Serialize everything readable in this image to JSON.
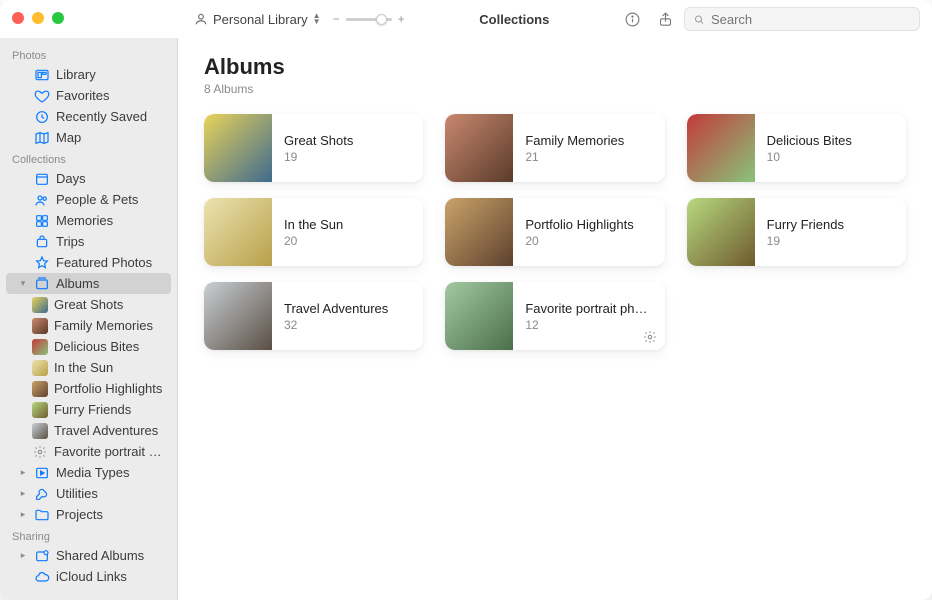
{
  "toolbar": {
    "library_label": "Personal Library",
    "zoom_minus": "−",
    "zoom_plus": "+",
    "center_title": "Collections",
    "search_placeholder": "Search"
  },
  "sidebar": {
    "sections": {
      "photos": "Photos",
      "collections": "Collections",
      "sharing": "Sharing"
    },
    "photos_items": [
      {
        "label": "Library"
      },
      {
        "label": "Favorites"
      },
      {
        "label": "Recently Saved"
      },
      {
        "label": "Map"
      }
    ],
    "collections_items": [
      {
        "label": "Days"
      },
      {
        "label": "People & Pets"
      },
      {
        "label": "Memories"
      },
      {
        "label": "Trips"
      },
      {
        "label": "Featured Photos"
      },
      {
        "label": "Albums"
      },
      {
        "label": "Media Types"
      },
      {
        "label": "Utilities"
      },
      {
        "label": "Projects"
      }
    ],
    "album_children": [
      {
        "label": "Great Shots"
      },
      {
        "label": "Family Memories"
      },
      {
        "label": "Delicious Bites"
      },
      {
        "label": "In the Sun"
      },
      {
        "label": "Portfolio Highlights"
      },
      {
        "label": "Furry Friends"
      },
      {
        "label": "Travel Adventures"
      },
      {
        "label": "Favorite portrait photos"
      }
    ],
    "sharing_items": [
      {
        "label": "Shared Albums"
      },
      {
        "label": "iCloud Links"
      }
    ]
  },
  "page": {
    "title": "Albums",
    "subtitle": "8 Albums"
  },
  "albums": [
    {
      "title": "Great Shots",
      "count": "19"
    },
    {
      "title": "Family Memories",
      "count": "21"
    },
    {
      "title": "Delicious Bites",
      "count": "10"
    },
    {
      "title": "In the Sun",
      "count": "20"
    },
    {
      "title": "Portfolio Highlights",
      "count": "20"
    },
    {
      "title": "Furry Friends",
      "count": "19"
    },
    {
      "title": "Travel Adventures",
      "count": "32"
    },
    {
      "title": "Favorite portrait photos",
      "count": "12"
    }
  ]
}
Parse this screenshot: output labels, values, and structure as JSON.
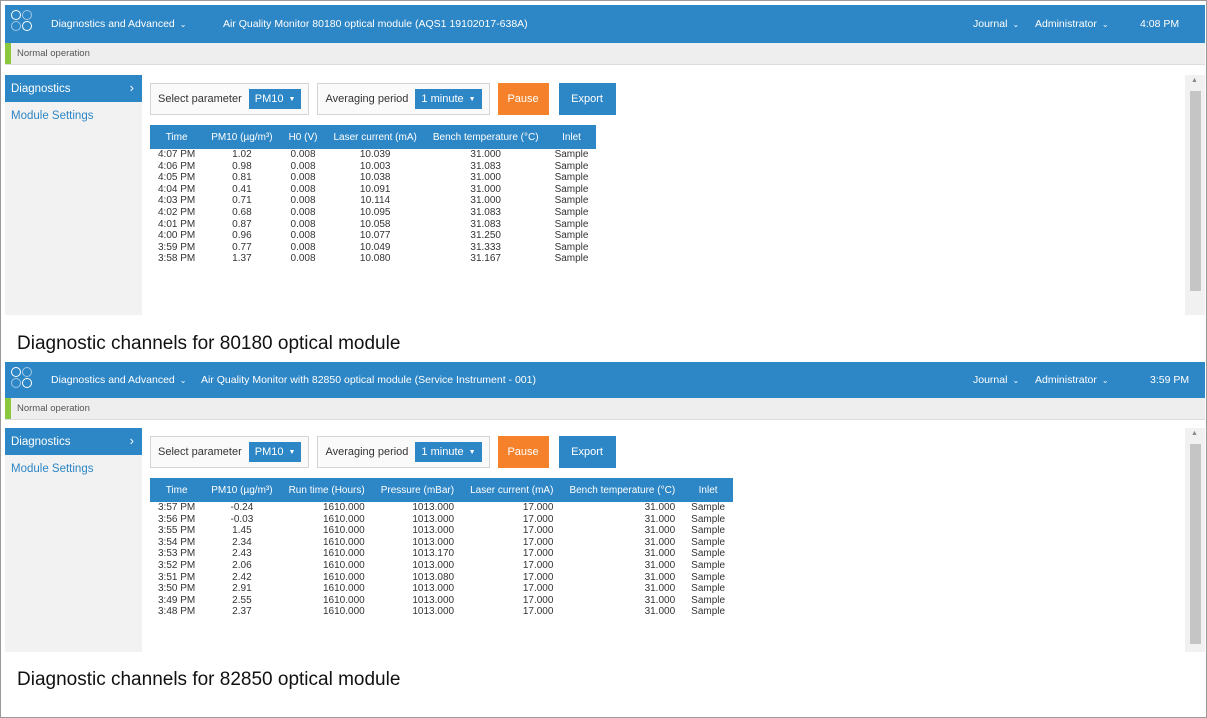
{
  "colors": {
    "accent": "#2d86c5",
    "pause": "#f5822a",
    "status_ok": "#8dc63f"
  },
  "panels": [
    {
      "topbar": {
        "menu": "Diagnostics and Advanced",
        "title": "Air Quality Monitor 80180 optical module (AQS1 19102017-638A)",
        "journal": "Journal",
        "user": "Administrator",
        "time": "4:08 PM"
      },
      "status": "Normal operation",
      "sidebar": {
        "diagnostics": "Diagnostics",
        "module_settings": "Module Settings"
      },
      "controls": {
        "select_parameter_label": "Select parameter",
        "parameter_value": "PM10",
        "averaging_label": "Averaging period",
        "averaging_value": "1 minute",
        "pause_label": "Pause",
        "export_label": "Export"
      },
      "table": {
        "headers": [
          "Time",
          "PM10 (µg/m³)",
          "H0 (V)",
          "Laser current (mA)",
          "Bench temperature (°C)",
          "Inlet"
        ],
        "rows": [
          [
            "4:07 PM",
            "1.02",
            "0.008",
            "10.039",
            "31.000",
            "Sample"
          ],
          [
            "4:06 PM",
            "0.98",
            "0.008",
            "10.003",
            "31.083",
            "Sample"
          ],
          [
            "4:05 PM",
            "0.81",
            "0.008",
            "10.038",
            "31.000",
            "Sample"
          ],
          [
            "4:04 PM",
            "0.41",
            "0.008",
            "10.091",
            "31.000",
            "Sample"
          ],
          [
            "4:03 PM",
            "0.71",
            "0.008",
            "10.114",
            "31.000",
            "Sample"
          ],
          [
            "4:02 PM",
            "0.68",
            "0.008",
            "10.095",
            "31.083",
            "Sample"
          ],
          [
            "4:01 PM",
            "0.87",
            "0.008",
            "10.058",
            "31.083",
            "Sample"
          ],
          [
            "4:00 PM",
            "0.96",
            "0.008",
            "10.077",
            "31.250",
            "Sample"
          ],
          [
            "3:59 PM",
            "0.77",
            "0.008",
            "10.049",
            "31.333",
            "Sample"
          ],
          [
            "3:58 PM",
            "1.37",
            "0.008",
            "10.080",
            "31.167",
            "Sample"
          ]
        ]
      },
      "caption": "Diagnostic channels for 80180 optical module"
    },
    {
      "topbar": {
        "menu": "Diagnostics and Advanced",
        "title": "Air Quality Monitor with 82850 optical module (Service Instrument - 001)",
        "journal": "Journal",
        "user": "Administrator",
        "time": "3:59 PM"
      },
      "status": "Normal operation",
      "sidebar": {
        "diagnostics": "Diagnostics",
        "module_settings": "Module Settings"
      },
      "controls": {
        "select_parameter_label": "Select parameter",
        "parameter_value": "PM10",
        "averaging_label": "Averaging period",
        "averaging_value": "1 minute",
        "pause_label": "Pause",
        "export_label": "Export"
      },
      "table": {
        "headers": [
          "Time",
          "PM10 (µg/m³)",
          "Run time (Hours)",
          "Pressure (mBar)",
          "Laser current (mA)",
          "Bench temperature (°C)",
          "Inlet"
        ],
        "rows": [
          [
            "3:57 PM",
            "-0.24",
            "1610.000",
            "1013.000",
            "17.000",
            "31.000",
            "Sample"
          ],
          [
            "3:56 PM",
            "-0.03",
            "1610.000",
            "1013.000",
            "17.000",
            "31.000",
            "Sample"
          ],
          [
            "3:55 PM",
            "1.45",
            "1610.000",
            "1013.000",
            "17.000",
            "31.000",
            "Sample"
          ],
          [
            "3:54 PM",
            "2.34",
            "1610.000",
            "1013.000",
            "17.000",
            "31.000",
            "Sample"
          ],
          [
            "3:53 PM",
            "2.43",
            "1610.000",
            "1013.170",
            "17.000",
            "31.000",
            "Sample"
          ],
          [
            "3:52 PM",
            "2.06",
            "1610.000",
            "1013.000",
            "17.000",
            "31.000",
            "Sample"
          ],
          [
            "3:51 PM",
            "2.42",
            "1610.000",
            "1013.080",
            "17.000",
            "31.000",
            "Sample"
          ],
          [
            "3:50 PM",
            "2.91",
            "1610.000",
            "1013.000",
            "17.000",
            "31.000",
            "Sample"
          ],
          [
            "3:49 PM",
            "2.55",
            "1610.000",
            "1013.000",
            "17.000",
            "31.000",
            "Sample"
          ],
          [
            "3:48 PM",
            "2.37",
            "1610.000",
            "1013.000",
            "17.000",
            "31.000",
            "Sample"
          ]
        ]
      },
      "caption": "Diagnostic channels for 82850 optical module"
    }
  ]
}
--
• [YOUR INSTRUCTIONS]
Retype every record above exactly as written, but leave out the pictures.

• [FINISHED ANSWER]
Serialize everything readable in this image to JSON.
{
  "toolbar": {
    "library_label": "Personal Library",
    "zoom_minus": "−",
    "zoom_plus": "+",
    "center_title": "Collections",
    "search_placeholder": "Search"
  },
  "sidebar": {
    "sections": {
      "photos": "Photos",
      "collections": "Collections",
      "sharing": "Sharing"
    },
    "photos_items": [
      {
        "label": "Library"
      },
      {
        "label": "Favorites"
      },
      {
        "label": "Recently Saved"
      },
      {
        "label": "Map"
      }
    ],
    "collections_items": [
      {
        "label": "Days"
      },
      {
        "label": "People & Pets"
      },
      {
        "label": "Memories"
      },
      {
        "label": "Trips"
      },
      {
        "label": "Featured Photos"
      },
      {
        "label": "Albums"
      },
      {
        "label": "Media Types"
      },
      {
        "label": "Utilities"
      },
      {
        "label": "Projects"
      }
    ],
    "album_children": [
      {
        "label": "Great Shots"
      },
      {
        "label": "Family Memories"
      },
      {
        "label": "Delicious Bites"
      },
      {
        "label": "In the Sun"
      },
      {
        "label": "Portfolio Highlights"
      },
      {
        "label": "Furry Friends"
      },
      {
        "label": "Travel Adventures"
      },
      {
        "label": "Favorite portrait photos"
      }
    ],
    "sharing_items": [
      {
        "label": "Shared Albums"
      },
      {
        "label": "iCloud Links"
      }
    ]
  },
  "page": {
    "title": "Albums",
    "subtitle": "8 Albums"
  },
  "albums": [
    {
      "title": "Great Shots",
      "count": "19"
    },
    {
      "title": "Family Memories",
      "count": "21"
    },
    {
      "title": "Delicious Bites",
      "count": "10"
    },
    {
      "title": "In the Sun",
      "count": "20"
    },
    {
      "title": "Portfolio Highlights",
      "count": "20"
    },
    {
      "title": "Furry Friends",
      "count": "19"
    },
    {
      "title": "Travel Adventures",
      "count": "32"
    },
    {
      "title": "Favorite portrait photos",
      "count": "12"
    }
  ]
}
Parse this screenshot: output labels, values, and structure as JSON.
{
  "colors": {
    "accent": "#2d86c5",
    "pause": "#f5822a",
    "status_ok": "#8dc63f"
  },
  "panels": [
    {
      "topbar": {
        "menu": "Diagnostics and Advanced",
        "title": "Air Quality Monitor 80180 optical module (AQS1 19102017-638A)",
        "journal": "Journal",
        "user": "Administrator",
        "time": "4:08 PM"
      },
      "status": "Normal operation",
      "sidebar": {
        "diagnostics": "Diagnostics",
        "module_settings": "Module Settings"
      },
      "controls": {
        "select_parameter_label": "Select parameter",
        "parameter_value": "PM10",
        "averaging_label": "Averaging period",
        "averaging_value": "1 minute",
        "pause_label": "Pause",
        "export_label": "Export"
      },
      "table": {
        "headers": [
          "Time",
          "PM10 (µg/m³)",
          "H0 (V)",
          "Laser current (mA)",
          "Bench temperature (°C)",
          "Inlet"
        ],
        "rows": [
          [
            "4:07 PM",
            "1.02",
            "0.008",
            "10.039",
            "31.000",
            "Sample"
          ],
          [
            "4:06 PM",
            "0.98",
            "0.008",
            "10.003",
            "31.083",
            "Sample"
          ],
          [
            "4:05 PM",
            "0.81",
            "0.008",
            "10.038",
            "31.000",
            "Sample"
          ],
          [
            "4:04 PM",
            "0.41",
            "0.008",
            "10.091",
            "31.000",
            "Sample"
          ],
          [
            "4:03 PM",
            "0.71",
            "0.008",
            "10.114",
            "31.000",
            "Sample"
          ],
          [
            "4:02 PM",
            "0.68",
            "0.008",
            "10.095",
            "31.083",
            "Sample"
          ],
          [
            "4:01 PM",
            "0.87",
            "0.008",
            "10.058",
            "31.083",
            "Sample"
          ],
          [
            "4:00 PM",
            "0.96",
            "0.008",
            "10.077",
            "31.250",
            "Sample"
          ],
          [
            "3:59 PM",
            "0.77",
            "0.008",
            "10.049",
            "31.333",
            "Sample"
          ],
          [
            "3:58 PM",
            "1.37",
            "0.008",
            "10.080",
            "31.167",
            "Sample"
          ]
        ]
      },
      "caption": "Diagnostic channels for 80180 optical module"
    },
    {
      "topbar": {
        "menu": "Diagnostics and Advanced",
        "title": "Air Quality Monitor with 82850 optical module (Service Instrument - 001)",
        "journal": "Journal",
        "user": "Administrator",
        "time": "3:59 PM"
      },
      "status": "Normal operation",
      "sidebar": {
        "diagnostics": "Diagnostics",
        "module_settings": "Module Settings"
      },
      "controls": {
        "select_parameter_label": "Select parameter",
        "parameter_value": "PM10",
        "averaging_label": "Averaging period",
        "averaging_value": "1 minute",
        "pause_label": "Pause",
        "export_label": "Export"
      },
      "table": {
        "headers": [
          "Time",
          "PM10 (µg/m³)",
          "Run time (Hours)",
          "Pressure (mBar)",
          "Laser current (mA)",
          "Bench temperature (°C)",
          "Inlet"
        ],
        "rows": [
          [
            "3:57 PM",
            "-0.24",
            "1610.000",
            "1013.000",
            "17.000",
            "31.000",
            "Sample"
          ],
          [
            "3:56 PM",
            "-0.03",
            "1610.000",
            "1013.000",
            "17.000",
            "31.000",
            "Sample"
          ],
          [
            "3:55 PM",
            "1.45",
            "1610.000",
            "1013.000",
            "17.000",
            "31.000",
            "Sample"
          ],
          [
            "3:54 PM",
            "2.34",
            "1610.000",
            "1013.000",
            "17.000",
            "31.000",
            "Sample"
          ],
          [
            "3:53 PM",
            "2.43",
            "1610.000",
            "1013.170",
            "17.000",
            "31.000",
            "Sample"
          ],
          [
            "3:52 PM",
            "2.06",
            "1610.000",
            "1013.000",
            "17.000",
            "31.000",
            "Sample"
          ],
          [
            "3:51 PM",
            "2.42",
            "1610.000",
            "1013.080",
            "17.000",
            "31.000",
            "Sample"
          ],
          [
            "3:50 PM",
            "2.91",
            "1610.000",
            "1013.000",
            "17.000",
            "31.000",
            "Sample"
          ],
          [
            "3:49 PM",
            "2.55",
            "1610.000",
            "1013.000",
            "17.000",
            "31.000",
            "Sample"
          ],
          [
            "3:48 PM",
            "2.37",
            "1610.000",
            "1013.000",
            "17.000",
            "31.000",
            "Sample"
          ]
        ]
      },
      "caption": "Diagnostic channels for 82850 optical module"
    }
  ]
}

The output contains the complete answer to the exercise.